* **Stated task**: Everything from the line that contains "What text is on this page?" through the last line of the listing must be copied exactly, with both of those lines included and no others.

+--

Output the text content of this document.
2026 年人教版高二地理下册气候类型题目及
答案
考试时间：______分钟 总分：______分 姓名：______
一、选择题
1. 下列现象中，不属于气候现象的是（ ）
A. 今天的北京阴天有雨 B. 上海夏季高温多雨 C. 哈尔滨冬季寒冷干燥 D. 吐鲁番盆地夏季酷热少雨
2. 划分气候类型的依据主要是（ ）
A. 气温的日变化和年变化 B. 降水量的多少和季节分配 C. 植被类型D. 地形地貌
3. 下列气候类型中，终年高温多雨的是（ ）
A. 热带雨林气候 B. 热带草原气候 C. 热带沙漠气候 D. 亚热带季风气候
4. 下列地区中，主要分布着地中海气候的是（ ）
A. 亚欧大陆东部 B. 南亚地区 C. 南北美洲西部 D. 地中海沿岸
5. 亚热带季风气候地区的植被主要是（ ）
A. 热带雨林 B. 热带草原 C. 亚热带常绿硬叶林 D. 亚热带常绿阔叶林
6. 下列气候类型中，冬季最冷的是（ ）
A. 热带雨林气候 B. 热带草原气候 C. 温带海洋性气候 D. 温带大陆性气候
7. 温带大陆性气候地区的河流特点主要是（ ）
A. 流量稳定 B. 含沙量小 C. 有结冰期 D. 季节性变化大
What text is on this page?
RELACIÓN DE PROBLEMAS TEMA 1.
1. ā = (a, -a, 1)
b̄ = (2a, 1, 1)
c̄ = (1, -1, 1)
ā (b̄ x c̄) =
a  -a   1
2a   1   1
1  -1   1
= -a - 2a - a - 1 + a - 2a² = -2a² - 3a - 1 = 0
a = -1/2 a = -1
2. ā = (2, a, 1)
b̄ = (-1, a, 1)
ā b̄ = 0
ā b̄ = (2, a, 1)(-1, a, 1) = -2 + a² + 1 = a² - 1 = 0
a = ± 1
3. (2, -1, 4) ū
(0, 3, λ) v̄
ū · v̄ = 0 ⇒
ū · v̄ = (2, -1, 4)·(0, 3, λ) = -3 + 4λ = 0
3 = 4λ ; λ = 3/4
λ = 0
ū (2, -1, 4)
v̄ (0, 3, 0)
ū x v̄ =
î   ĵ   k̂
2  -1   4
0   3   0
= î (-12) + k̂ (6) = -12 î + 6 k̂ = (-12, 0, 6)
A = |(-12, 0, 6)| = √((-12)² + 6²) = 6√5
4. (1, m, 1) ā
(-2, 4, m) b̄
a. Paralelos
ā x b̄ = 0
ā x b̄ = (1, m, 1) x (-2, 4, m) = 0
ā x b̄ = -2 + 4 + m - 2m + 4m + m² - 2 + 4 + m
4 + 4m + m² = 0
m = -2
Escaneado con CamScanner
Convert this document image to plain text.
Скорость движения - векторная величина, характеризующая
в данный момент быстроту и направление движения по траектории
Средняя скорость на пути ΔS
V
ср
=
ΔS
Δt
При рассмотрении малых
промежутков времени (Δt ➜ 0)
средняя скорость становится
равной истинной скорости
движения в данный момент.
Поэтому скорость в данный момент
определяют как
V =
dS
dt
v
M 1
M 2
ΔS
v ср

+--

* **Correct response**:
What text is on this page?
RELACIÓN DE PROBLEMAS TEMA 1.
1. ā = (a, -a, 1)
b̄ = (2a, 1, 1)
c̄ = (1, -1, 1)
ā (b̄ x c̄) =
a  -a   1
2a   1   1
1  -1   1
= -a - 2a - a - 1 + a - 2a² = -2a² - 3a - 1 = 0
a = -1/2 a = -1
2. ā = (2, a, 1)
b̄ = (-1, a, 1)
ā b̄ = 0
ā b̄ = (2, a, 1)(-1, a, 1) = -2 + a² + 1 = a² - 1 = 0
a = ± 1
3. (2, -1, 4) ū
(0, 3, λ) v̄
ū · v̄ = 0 ⇒
ū · v̄ = (2, -1, 4)·(0, 3, λ) = -3 + 4λ = 0
3 = 4λ ; λ = 3/4
λ = 0
ū (2, -1, 4)
v̄ (0, 3, 0)
ū x v̄ =
î   ĵ   k̂
2  -1   4
0   3   0
= î (-12) + k̂ (6) = -12 î + 6 k̂ = (-12, 0, 6)
A = |(-12, 0, 6)| = √((-12)² + 6²) = 6√5
4. (1, m, 1) ā
(-2, 4, m) b̄
a. Paralelos
ā x b̄ = 0
ā x b̄ = (1, m, 1) x (-2, 4, m) = 0
ā x b̄ = -2 + 4 + m - 2m + 4m + m² - 2 + 4 + m
4 + 4m + m² = 0
m = -2
Escaneado con CamScanner
Convert this document image to plain text.
Скорость движения - векторная величина, характеризующая
в данный момент быстроту и направление движения по траектории
Средняя скорость на пути ΔS
V
ср
=
ΔS
Δt
При рассмотрении малых
промежутков времени (Δt ➜ 0)
средняя скорость становится
равной истинной скорости
движения в данный момент.
Поэтому скорость в данный момент
определяют как
V =
dS
dt
v
M 1
M 2
ΔS
v ср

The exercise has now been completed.